WRITTEN REQUEST >>
In the records below, find each line containing the word "spread" and copy it.

start ENTRIES PROVIDED

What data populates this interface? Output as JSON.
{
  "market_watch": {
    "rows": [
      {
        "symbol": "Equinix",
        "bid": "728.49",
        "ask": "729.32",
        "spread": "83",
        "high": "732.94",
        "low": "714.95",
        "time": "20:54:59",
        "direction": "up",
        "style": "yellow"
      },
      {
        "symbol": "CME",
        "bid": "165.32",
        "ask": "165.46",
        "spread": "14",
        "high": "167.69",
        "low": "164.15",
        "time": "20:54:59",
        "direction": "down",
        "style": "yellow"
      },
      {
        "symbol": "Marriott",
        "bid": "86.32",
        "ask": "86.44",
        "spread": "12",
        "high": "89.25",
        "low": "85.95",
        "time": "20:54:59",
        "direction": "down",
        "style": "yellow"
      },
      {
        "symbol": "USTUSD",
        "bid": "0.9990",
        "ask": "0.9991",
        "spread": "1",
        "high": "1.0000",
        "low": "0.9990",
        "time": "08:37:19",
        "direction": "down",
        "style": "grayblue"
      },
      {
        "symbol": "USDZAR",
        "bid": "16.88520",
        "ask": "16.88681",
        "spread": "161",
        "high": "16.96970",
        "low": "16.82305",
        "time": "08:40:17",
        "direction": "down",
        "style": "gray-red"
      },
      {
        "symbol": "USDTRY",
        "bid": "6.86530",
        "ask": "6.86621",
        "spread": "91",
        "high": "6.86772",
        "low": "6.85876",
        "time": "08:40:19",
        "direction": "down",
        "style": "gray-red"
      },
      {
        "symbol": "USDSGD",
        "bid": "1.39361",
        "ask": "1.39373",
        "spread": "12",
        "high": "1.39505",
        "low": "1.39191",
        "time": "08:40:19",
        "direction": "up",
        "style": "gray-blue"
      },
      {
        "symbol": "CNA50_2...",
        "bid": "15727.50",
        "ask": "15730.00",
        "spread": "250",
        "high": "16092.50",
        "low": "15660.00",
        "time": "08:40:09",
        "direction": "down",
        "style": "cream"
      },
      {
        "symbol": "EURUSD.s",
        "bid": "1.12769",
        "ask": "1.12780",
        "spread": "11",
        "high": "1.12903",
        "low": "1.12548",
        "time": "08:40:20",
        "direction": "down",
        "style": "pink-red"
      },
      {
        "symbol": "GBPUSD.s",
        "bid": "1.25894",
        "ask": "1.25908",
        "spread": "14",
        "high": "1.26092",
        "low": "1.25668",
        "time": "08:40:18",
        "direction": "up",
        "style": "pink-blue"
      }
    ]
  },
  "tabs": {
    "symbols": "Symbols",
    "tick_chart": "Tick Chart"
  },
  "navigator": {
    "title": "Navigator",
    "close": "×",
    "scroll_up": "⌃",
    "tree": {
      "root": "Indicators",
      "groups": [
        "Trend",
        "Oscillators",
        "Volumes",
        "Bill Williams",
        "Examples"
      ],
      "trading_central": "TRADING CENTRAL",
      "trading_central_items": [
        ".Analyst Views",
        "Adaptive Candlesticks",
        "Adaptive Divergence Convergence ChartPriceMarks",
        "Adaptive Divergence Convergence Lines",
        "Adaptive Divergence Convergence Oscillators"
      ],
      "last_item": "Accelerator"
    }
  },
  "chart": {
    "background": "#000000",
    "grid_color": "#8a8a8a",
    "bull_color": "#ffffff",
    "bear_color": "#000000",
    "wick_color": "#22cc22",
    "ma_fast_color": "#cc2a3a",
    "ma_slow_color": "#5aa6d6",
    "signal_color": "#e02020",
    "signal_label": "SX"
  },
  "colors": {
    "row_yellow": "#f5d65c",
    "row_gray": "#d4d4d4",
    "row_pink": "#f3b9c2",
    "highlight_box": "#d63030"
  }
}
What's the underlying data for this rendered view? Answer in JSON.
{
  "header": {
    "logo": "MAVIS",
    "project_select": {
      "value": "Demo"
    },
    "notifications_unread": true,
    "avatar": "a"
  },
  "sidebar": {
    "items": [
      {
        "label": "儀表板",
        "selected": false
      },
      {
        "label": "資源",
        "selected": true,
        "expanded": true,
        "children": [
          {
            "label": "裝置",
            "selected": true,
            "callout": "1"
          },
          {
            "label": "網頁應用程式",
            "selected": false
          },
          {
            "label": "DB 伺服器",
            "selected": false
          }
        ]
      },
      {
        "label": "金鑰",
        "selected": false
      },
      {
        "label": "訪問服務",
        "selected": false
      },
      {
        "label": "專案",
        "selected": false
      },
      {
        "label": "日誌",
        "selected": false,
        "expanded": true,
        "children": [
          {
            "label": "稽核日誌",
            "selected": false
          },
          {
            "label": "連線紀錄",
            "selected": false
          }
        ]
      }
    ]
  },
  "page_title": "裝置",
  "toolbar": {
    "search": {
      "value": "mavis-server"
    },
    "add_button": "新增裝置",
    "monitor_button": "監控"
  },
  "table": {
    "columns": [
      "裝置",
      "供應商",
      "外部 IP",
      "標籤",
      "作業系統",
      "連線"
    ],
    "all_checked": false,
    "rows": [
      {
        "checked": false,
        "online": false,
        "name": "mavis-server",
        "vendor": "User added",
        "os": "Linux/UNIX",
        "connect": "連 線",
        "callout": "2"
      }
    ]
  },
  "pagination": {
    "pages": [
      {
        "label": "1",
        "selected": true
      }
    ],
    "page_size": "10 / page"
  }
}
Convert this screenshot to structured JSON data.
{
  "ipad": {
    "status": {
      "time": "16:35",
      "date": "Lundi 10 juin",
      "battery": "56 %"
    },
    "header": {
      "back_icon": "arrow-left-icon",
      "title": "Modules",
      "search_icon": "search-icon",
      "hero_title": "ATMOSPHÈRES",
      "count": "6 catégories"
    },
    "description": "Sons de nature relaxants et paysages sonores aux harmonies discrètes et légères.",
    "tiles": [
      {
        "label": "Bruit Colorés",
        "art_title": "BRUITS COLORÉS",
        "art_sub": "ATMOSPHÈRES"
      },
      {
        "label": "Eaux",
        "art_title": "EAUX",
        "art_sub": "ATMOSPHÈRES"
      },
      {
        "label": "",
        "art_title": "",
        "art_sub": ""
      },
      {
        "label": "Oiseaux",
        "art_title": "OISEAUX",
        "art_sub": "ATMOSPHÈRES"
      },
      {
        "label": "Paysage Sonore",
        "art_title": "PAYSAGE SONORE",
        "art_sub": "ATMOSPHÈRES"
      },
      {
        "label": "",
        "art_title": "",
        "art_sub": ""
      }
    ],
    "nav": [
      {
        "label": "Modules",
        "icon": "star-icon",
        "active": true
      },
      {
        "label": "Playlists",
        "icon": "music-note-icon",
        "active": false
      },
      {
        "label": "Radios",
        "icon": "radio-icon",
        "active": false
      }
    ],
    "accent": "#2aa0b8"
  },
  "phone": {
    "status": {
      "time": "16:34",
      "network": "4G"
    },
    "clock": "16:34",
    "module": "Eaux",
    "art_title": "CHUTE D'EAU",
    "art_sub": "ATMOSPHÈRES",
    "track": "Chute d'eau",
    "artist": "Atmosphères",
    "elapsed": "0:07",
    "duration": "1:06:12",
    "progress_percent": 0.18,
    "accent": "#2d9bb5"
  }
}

end ENTRIES PROVIDED

ANSWER TO THIS EXERCISE >>
        "spread": "83",
        "spread": "14",
        "spread": "12",
        "spread": "1",
        "spread": "161",
        "spread": "91",
        "spread": "12",
        "spread": "250",
        "spread": "11",
        "spread": "14",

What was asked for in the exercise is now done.